REQUIRED WORK –
Find every line in the records below that contains the word "Erfahrung", and copy each such line.

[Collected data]
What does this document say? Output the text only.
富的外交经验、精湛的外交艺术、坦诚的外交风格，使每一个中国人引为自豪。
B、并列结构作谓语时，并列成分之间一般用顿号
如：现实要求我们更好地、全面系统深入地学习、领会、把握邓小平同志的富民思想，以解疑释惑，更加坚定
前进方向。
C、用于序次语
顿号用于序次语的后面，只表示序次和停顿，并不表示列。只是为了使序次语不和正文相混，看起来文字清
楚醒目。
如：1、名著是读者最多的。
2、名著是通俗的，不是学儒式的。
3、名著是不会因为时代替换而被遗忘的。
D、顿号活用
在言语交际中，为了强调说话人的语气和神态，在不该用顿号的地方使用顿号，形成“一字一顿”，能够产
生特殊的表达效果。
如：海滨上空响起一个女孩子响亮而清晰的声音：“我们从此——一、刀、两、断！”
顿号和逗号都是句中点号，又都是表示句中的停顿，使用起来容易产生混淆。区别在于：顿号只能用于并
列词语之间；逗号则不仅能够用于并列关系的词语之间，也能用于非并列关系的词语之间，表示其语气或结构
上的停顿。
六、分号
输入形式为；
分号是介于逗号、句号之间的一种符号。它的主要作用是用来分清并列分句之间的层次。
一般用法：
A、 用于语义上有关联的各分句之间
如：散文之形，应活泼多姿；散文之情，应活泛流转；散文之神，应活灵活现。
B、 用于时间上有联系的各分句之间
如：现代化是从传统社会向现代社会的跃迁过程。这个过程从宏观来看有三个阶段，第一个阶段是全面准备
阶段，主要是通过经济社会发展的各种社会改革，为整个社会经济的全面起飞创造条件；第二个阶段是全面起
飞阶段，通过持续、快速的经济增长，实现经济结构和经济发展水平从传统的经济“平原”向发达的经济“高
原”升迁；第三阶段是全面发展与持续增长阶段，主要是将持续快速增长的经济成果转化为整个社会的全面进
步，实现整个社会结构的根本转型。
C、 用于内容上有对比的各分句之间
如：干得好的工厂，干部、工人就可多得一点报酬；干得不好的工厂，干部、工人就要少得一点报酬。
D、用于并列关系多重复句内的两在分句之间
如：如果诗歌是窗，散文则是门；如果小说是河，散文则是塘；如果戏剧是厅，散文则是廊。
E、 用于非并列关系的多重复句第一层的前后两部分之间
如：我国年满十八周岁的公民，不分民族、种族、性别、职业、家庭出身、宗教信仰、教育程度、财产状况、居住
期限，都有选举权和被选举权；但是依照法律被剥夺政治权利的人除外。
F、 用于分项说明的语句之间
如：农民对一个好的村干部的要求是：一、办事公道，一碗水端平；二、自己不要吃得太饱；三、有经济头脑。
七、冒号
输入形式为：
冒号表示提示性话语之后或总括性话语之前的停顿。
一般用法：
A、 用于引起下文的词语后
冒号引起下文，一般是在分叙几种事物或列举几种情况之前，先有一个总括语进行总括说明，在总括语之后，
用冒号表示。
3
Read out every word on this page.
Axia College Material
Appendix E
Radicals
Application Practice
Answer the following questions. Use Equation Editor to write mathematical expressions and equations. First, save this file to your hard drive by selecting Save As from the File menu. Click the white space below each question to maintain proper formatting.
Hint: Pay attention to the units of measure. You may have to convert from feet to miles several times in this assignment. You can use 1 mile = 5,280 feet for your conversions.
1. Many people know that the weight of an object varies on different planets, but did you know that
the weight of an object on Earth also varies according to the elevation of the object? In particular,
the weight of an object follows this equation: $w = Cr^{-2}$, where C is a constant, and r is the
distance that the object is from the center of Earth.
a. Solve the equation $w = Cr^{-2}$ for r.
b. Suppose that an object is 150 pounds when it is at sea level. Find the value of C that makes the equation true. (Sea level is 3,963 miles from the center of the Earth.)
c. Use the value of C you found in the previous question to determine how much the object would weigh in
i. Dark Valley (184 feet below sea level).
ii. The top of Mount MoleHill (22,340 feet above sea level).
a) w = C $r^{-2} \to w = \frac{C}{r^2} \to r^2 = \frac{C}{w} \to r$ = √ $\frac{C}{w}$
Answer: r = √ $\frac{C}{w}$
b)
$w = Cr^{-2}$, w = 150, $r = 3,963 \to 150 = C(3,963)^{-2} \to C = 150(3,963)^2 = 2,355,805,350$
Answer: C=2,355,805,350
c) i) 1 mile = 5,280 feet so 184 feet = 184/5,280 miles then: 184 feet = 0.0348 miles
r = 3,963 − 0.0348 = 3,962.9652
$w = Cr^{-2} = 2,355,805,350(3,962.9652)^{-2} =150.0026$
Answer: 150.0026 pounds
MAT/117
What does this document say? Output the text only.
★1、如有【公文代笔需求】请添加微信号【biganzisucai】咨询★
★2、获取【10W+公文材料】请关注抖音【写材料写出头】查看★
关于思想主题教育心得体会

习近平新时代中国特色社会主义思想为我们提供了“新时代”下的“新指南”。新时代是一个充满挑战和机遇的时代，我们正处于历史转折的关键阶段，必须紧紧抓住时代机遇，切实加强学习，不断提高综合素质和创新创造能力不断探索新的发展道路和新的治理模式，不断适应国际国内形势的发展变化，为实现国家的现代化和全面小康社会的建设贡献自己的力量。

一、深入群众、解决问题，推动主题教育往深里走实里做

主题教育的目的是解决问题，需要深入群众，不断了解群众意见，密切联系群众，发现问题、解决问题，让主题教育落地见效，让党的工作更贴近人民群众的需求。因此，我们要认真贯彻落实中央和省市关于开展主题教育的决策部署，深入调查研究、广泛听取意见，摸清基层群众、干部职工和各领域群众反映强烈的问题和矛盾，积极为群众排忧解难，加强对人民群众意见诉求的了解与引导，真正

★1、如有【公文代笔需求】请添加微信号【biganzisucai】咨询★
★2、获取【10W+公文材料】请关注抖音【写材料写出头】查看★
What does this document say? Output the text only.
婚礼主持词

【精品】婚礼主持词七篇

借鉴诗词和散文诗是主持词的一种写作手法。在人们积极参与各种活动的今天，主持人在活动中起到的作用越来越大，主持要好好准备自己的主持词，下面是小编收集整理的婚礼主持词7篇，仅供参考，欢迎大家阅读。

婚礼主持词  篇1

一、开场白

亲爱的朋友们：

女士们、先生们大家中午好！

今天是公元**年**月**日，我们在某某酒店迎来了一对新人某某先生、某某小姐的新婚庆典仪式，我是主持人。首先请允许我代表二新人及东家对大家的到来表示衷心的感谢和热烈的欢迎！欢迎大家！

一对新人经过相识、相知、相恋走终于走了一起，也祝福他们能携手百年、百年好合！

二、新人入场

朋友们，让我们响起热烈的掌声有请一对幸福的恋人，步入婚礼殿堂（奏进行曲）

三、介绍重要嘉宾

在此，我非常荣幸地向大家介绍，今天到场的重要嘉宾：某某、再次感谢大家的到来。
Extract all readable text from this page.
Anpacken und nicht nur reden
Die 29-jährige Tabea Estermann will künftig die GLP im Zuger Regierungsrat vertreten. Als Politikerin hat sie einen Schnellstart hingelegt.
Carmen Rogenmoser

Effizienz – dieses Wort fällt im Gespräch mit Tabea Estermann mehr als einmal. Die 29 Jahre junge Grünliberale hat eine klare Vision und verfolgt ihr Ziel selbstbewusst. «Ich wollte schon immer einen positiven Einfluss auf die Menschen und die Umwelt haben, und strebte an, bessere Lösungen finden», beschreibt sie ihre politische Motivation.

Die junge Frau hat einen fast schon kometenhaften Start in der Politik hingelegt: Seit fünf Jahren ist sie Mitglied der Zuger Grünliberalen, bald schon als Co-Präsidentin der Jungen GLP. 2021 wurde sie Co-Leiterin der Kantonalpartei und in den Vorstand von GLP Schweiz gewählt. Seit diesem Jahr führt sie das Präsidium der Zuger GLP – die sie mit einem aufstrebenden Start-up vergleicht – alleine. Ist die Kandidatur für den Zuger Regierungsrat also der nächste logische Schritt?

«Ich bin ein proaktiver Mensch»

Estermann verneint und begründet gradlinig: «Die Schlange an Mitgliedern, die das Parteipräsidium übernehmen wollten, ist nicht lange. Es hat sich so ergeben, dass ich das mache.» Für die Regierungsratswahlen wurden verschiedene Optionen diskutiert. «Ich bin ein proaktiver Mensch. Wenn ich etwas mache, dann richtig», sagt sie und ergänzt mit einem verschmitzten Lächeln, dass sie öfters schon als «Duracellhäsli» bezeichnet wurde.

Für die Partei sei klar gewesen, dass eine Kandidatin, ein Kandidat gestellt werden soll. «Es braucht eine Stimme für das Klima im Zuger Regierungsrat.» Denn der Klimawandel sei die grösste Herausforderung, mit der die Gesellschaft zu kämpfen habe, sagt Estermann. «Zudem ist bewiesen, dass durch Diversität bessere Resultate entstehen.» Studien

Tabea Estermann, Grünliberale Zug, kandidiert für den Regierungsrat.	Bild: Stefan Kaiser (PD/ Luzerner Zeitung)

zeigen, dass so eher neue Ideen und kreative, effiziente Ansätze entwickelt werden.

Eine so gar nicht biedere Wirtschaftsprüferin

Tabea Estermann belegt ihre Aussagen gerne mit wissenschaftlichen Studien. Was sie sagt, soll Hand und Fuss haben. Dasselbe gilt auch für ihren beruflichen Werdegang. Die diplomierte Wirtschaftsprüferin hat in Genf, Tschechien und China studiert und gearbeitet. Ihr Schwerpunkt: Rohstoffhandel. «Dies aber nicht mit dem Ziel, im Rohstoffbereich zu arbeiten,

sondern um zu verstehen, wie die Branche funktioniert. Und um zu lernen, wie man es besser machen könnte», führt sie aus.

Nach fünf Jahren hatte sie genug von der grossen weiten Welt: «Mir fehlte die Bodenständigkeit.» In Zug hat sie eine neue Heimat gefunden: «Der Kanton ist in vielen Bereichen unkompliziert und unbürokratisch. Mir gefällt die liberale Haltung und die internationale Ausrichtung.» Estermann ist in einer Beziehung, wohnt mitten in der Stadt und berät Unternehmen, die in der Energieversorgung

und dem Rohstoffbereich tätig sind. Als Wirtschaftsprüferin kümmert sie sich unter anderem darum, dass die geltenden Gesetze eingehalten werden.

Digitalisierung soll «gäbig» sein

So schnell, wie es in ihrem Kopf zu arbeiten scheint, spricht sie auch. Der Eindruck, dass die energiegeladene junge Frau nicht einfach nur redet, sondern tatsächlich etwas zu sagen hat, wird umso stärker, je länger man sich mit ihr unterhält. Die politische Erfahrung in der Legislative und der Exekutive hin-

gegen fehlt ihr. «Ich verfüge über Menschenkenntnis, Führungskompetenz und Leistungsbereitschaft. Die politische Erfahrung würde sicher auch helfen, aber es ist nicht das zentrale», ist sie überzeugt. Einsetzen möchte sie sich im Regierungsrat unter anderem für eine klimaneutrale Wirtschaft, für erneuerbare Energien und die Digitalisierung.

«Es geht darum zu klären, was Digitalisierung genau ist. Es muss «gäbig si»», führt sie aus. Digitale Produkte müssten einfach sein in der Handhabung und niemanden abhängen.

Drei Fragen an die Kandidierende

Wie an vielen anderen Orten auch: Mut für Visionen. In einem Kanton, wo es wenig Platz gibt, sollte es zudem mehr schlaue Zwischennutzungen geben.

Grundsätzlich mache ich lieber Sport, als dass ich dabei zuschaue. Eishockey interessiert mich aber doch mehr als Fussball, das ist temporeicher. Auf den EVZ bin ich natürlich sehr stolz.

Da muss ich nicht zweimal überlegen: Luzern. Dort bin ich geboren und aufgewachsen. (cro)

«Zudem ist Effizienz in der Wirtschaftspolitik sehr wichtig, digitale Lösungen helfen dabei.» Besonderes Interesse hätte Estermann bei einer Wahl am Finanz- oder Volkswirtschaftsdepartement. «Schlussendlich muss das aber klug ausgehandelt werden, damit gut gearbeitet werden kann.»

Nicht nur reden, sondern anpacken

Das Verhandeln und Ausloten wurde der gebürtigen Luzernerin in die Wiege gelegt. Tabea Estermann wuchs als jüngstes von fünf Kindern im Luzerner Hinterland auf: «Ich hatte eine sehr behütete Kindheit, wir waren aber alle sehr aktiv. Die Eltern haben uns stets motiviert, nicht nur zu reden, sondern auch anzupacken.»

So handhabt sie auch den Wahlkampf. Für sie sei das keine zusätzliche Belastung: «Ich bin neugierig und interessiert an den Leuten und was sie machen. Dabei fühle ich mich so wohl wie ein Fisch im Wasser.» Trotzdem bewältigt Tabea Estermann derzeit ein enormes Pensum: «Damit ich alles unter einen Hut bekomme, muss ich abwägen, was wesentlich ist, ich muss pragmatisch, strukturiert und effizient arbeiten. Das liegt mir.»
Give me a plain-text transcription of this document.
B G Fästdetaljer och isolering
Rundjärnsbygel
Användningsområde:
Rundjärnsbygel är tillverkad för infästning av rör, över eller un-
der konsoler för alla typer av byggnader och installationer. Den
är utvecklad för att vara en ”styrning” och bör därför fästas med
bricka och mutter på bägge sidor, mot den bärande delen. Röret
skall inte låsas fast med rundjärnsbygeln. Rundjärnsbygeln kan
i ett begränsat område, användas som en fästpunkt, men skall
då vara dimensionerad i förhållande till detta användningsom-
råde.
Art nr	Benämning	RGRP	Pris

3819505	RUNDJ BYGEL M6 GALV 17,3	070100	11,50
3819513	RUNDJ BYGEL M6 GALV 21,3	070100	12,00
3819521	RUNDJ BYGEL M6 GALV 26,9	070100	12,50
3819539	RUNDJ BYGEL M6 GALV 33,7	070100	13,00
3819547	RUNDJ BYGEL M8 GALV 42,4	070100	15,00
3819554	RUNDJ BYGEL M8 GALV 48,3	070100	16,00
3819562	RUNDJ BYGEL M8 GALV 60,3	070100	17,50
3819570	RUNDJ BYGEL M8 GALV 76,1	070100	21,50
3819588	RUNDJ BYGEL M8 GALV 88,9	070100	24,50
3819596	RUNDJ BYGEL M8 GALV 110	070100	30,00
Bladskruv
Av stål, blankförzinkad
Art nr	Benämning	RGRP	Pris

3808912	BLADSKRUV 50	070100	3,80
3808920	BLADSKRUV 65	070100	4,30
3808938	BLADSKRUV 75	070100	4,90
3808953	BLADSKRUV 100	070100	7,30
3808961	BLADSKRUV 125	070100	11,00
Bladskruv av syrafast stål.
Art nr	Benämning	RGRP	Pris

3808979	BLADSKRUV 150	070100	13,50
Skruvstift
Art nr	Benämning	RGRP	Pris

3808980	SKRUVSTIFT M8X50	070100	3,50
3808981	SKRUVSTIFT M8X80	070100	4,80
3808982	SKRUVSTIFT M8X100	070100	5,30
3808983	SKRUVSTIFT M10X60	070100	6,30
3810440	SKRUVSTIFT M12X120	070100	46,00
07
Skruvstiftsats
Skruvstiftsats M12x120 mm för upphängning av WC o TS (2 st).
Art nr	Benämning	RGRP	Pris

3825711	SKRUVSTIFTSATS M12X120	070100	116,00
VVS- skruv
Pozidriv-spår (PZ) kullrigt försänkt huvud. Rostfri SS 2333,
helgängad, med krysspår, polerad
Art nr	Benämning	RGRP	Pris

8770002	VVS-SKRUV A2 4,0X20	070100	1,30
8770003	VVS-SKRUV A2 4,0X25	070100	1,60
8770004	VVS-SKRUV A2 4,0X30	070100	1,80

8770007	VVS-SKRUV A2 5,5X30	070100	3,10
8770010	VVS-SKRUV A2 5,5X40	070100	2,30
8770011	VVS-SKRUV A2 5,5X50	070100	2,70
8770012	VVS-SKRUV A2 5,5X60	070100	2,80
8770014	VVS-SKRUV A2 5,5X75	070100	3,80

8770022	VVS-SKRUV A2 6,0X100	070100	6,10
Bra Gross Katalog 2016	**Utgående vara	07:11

CORRECT OUTPUT –
So schnell, wie es in ihrem Kopf zu arbeiten scheint, spricht sie auch. Der Eindruck, dass die energiegeladene junge Frau nicht einfach nur redet, sondern tatsächlich etwas zu sagen hat, wird umso stärker, je länger man sich mit ihr unterhält. Die politische Erfahrung in der Legislative und der Exekutive hin-
gegen fehlt ihr. «Ich verfüge über Menschenkenntnis, Führungskompetenz und Leistungsbereitschaft. Die politische Erfahrung würde sicher auch helfen, aber es ist nicht das zentrale», ist sie überzeugt. Einsetzen möchte sie sich im Regierungsrat unter anderem für eine klimaneutrale Wirtschaft, für erneuerbare Energien und die Digitalisierung.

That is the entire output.